### INFORMATION SHOWN

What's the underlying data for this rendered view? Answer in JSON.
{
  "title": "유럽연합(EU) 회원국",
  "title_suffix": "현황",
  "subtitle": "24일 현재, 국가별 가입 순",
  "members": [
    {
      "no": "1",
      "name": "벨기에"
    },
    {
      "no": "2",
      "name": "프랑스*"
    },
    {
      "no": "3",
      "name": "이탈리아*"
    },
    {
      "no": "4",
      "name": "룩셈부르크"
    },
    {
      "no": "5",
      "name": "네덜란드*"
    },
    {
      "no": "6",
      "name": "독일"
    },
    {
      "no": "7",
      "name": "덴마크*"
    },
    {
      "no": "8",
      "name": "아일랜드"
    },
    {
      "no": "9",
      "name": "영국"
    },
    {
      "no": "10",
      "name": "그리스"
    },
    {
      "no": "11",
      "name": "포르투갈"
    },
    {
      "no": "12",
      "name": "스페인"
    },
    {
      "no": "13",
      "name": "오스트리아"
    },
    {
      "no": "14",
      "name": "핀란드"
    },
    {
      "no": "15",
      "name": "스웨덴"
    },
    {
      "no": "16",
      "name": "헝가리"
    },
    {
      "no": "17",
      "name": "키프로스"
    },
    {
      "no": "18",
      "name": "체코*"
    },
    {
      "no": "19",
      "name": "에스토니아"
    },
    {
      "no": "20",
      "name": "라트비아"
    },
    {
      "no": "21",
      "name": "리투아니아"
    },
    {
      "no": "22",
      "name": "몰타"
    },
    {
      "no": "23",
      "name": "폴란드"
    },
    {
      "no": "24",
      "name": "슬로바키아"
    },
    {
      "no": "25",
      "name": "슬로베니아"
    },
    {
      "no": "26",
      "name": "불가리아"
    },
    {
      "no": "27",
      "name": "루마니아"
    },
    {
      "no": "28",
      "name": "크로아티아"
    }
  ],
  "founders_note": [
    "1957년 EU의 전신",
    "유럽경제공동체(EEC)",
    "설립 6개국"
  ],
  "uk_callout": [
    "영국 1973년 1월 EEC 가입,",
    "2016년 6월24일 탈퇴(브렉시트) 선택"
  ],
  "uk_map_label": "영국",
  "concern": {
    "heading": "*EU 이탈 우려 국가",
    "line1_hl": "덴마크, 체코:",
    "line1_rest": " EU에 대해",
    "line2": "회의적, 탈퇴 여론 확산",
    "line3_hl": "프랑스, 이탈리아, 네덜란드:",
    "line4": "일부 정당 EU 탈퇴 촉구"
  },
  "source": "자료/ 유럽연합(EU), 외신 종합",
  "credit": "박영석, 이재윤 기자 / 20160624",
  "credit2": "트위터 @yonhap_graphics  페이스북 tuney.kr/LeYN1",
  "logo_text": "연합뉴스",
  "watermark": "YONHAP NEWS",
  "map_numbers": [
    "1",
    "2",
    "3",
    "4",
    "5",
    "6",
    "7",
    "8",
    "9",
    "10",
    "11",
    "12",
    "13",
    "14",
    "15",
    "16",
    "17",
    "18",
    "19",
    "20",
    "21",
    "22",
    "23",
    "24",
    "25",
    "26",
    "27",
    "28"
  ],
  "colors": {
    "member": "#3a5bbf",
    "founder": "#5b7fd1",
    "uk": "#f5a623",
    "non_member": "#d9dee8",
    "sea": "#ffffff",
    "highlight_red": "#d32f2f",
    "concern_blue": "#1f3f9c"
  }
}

### TASK DESCRIPTION
Quote all of the entries exactly as they appear.

### WORKED SOLUTION
What's the underlying data for this rendered view? Answer in JSON.
{
  "title": "유럽연합(EU) 회원국",
  "title_suffix": "현황",
  "subtitle": "24일 현재, 국가별 가입 순",
  "members": [
    {
      "no": "1",
      "name": "벨기에"
    },
    {
      "no": "2",
      "name": "프랑스*"
    },
    {
      "no": "3",
      "name": "이탈리아*"
    },
    {
      "no": "4",
      "name": "룩셈부르크"
    },
    {
      "no": "5",
      "name": "네덜란드*"
    },
    {
      "no": "6",
      "name": "독일"
    },
    {
      "no": "7",
      "name": "덴마크*"
    },
    {
      "no": "8",
      "name": "아일랜드"
    },
    {
      "no": "9",
      "name": "영국"
    },
    {
      "no": "10",
      "name": "그리스"
    },
    {
      "no": "11",
      "name": "포르투갈"
    },
    {
      "no": "12",
      "name": "스페인"
    },
    {
      "no": "13",
      "name": "오스트리아"
    },
    {
      "no": "14",
      "name": "핀란드"
    },
    {
      "no": "15",
      "name": "스웨덴"
    },
    {
      "no": "16",
      "name": "헝가리"
    },
    {
      "no": "17",
      "name": "키프로스"
    },
    {
      "no": "18",
      "name": "체코*"
    },
    {
      "no": "19",
      "name": "에스토니아"
    },
    {
      "no": "20",
      "name": "라트비아"
    },
    {
      "no": "21",
      "name": "리투아니아"
    },
    {
      "no": "22",
      "name": "몰타"
    },
    {
      "no": "23",
      "name": "폴란드"
    },
    {
      "no": "24",
      "name": "슬로바키아"
    },
    {
      "no": "25",
      "name": "슬로베니아"
    },
    {
      "no": "26",
      "name": "불가리아"
    },
    {
      "no": "27",
      "name": "루마니아"
    },
    {
      "no": "28",
      "name": "크로아티아"
    }
  ],
  "founders_note": [
    "1957년 EU의 전신",
    "유럽경제공동체(EEC)",
    "설립 6개국"
  ],
  "uk_callout": [
    "영국 1973년 1월 EEC 가입,",
    "2016년 6월24일 탈퇴(브렉시트) 선택"
  ],
  "uk_map_label": "영국",
  "concern": {
    "heading": "*EU 이탈 우려 국가",
    "line1_hl": "덴마크, 체코:",
    "line1_rest": " EU에 대해",
    "line2": "회의적, 탈퇴 여론 확산",
    "line3_hl": "프랑스, 이탈리아, 네덜란드:",
    "line4": "일부 정당 EU 탈퇴 촉구"
  },
  "source": "자료/ 유럽연합(EU), 외신 종합",
  "credit": "박영석, 이재윤 기자 / 20160624",
  "credit2": "트위터 @yonhap_graphics  페이스북 tuney.kr/LeYN1",
  "logo_text": "연합뉴스",
  "watermark": "YONHAP NEWS",
  "map_numbers": [
    "1",
    "2",
    "3",
    "4",
    "5",
    "6",
    "7",
    "8",
    "9",
    "10",
    "11",
    "12",
    "13",
    "14",
    "15",
    "16",
    "17",
    "18",
    "19",
    "20",
    "21",
    "22",
    "23",
    "24",
    "25",
    "26",
    "27",
    "28"
  ],
  "colors": {
    "member": "#3a5bbf",
    "founder": "#5b7fd1",
    "uk": "#f5a623",
    "non_member": "#d9dee8",
    "sea": "#ffffff",
    "highlight_red": "#d32f2f",
    "concern_blue": "#1f3f9c"
  }
}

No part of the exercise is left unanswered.